## [Dataset entries]
━━━━━━━━━━

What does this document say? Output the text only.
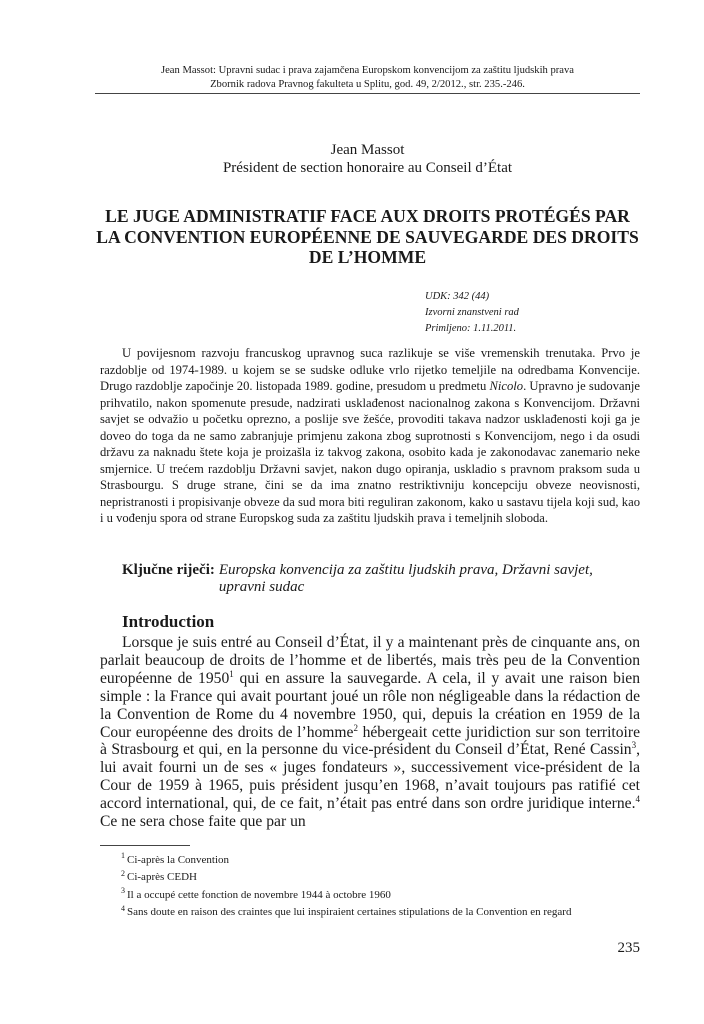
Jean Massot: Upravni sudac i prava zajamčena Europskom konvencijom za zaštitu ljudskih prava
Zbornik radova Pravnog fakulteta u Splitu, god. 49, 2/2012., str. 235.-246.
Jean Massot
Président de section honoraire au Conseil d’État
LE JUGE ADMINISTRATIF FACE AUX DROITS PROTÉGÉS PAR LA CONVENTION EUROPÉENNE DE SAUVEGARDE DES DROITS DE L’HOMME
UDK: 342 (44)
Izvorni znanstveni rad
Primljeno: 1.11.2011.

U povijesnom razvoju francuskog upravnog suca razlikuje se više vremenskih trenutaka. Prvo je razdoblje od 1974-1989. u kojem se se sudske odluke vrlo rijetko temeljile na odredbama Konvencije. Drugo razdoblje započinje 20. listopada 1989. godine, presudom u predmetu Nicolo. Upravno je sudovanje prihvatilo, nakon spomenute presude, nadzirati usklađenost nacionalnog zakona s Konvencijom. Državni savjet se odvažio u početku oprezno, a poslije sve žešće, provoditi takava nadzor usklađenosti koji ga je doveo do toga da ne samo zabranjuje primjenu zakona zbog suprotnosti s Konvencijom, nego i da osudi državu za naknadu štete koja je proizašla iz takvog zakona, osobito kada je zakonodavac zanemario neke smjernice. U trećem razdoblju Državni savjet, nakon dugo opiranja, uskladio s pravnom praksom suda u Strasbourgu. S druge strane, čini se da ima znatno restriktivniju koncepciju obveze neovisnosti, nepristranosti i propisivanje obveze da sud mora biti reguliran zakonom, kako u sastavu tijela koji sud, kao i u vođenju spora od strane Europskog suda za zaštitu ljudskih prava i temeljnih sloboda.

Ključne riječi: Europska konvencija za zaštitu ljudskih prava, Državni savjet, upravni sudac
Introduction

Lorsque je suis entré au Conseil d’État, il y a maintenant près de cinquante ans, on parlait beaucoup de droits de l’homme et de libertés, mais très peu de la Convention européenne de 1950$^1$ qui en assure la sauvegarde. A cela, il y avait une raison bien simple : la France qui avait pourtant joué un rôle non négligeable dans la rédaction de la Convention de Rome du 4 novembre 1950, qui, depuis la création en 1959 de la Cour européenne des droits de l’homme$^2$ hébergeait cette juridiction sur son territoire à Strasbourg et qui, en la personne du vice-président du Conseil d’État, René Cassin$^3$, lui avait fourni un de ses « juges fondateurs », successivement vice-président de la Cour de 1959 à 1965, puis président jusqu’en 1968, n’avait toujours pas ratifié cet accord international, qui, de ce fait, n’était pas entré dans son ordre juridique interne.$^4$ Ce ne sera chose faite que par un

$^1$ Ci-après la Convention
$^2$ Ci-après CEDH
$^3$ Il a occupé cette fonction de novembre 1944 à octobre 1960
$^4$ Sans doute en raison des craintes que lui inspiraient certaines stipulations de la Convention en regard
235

━━━━━━━━━━

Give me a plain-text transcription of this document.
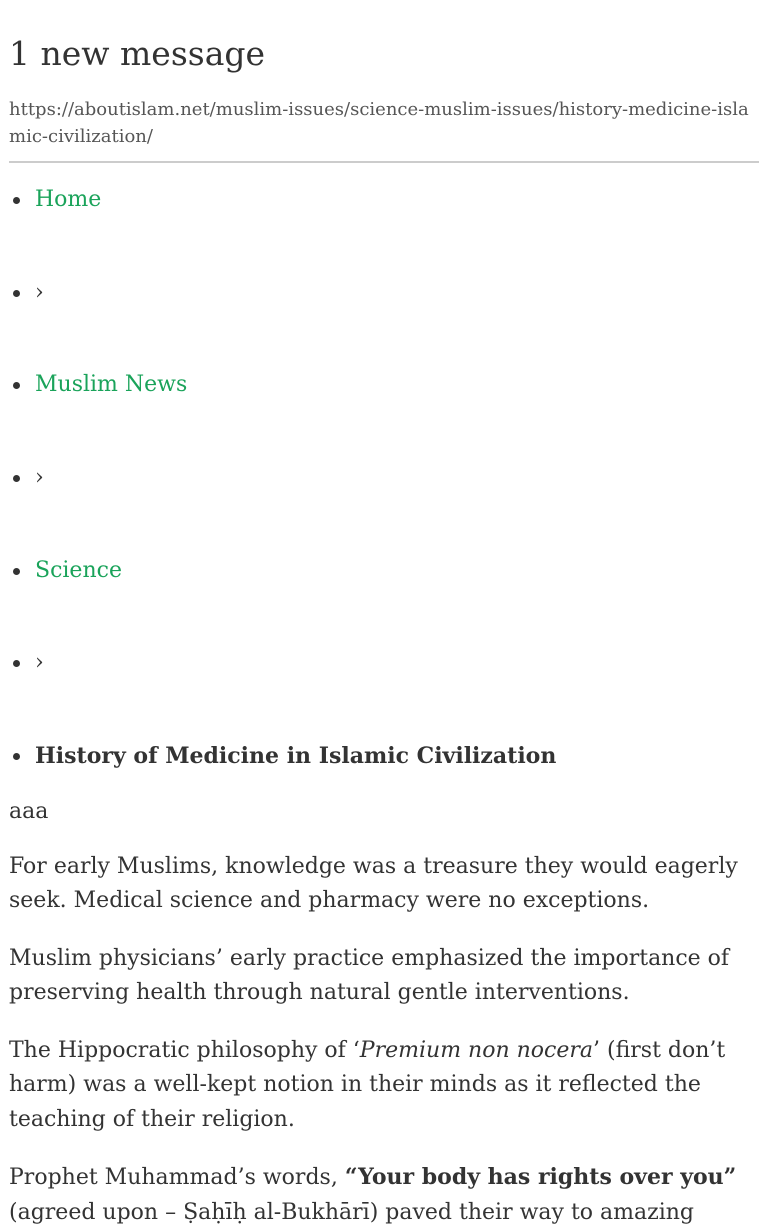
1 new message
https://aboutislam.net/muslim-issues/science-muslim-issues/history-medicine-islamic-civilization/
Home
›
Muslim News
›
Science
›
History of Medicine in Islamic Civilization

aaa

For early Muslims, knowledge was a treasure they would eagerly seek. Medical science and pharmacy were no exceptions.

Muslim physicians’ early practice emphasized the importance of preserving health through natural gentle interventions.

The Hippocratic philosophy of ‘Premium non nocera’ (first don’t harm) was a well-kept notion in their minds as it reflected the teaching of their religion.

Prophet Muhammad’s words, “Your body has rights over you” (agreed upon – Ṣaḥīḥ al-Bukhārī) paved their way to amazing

━━━━━━━━━━

Using the records above, select and copy every line that has the word "document".

What does this document say? Output the text only.
Give me a plain-text transcription of this document.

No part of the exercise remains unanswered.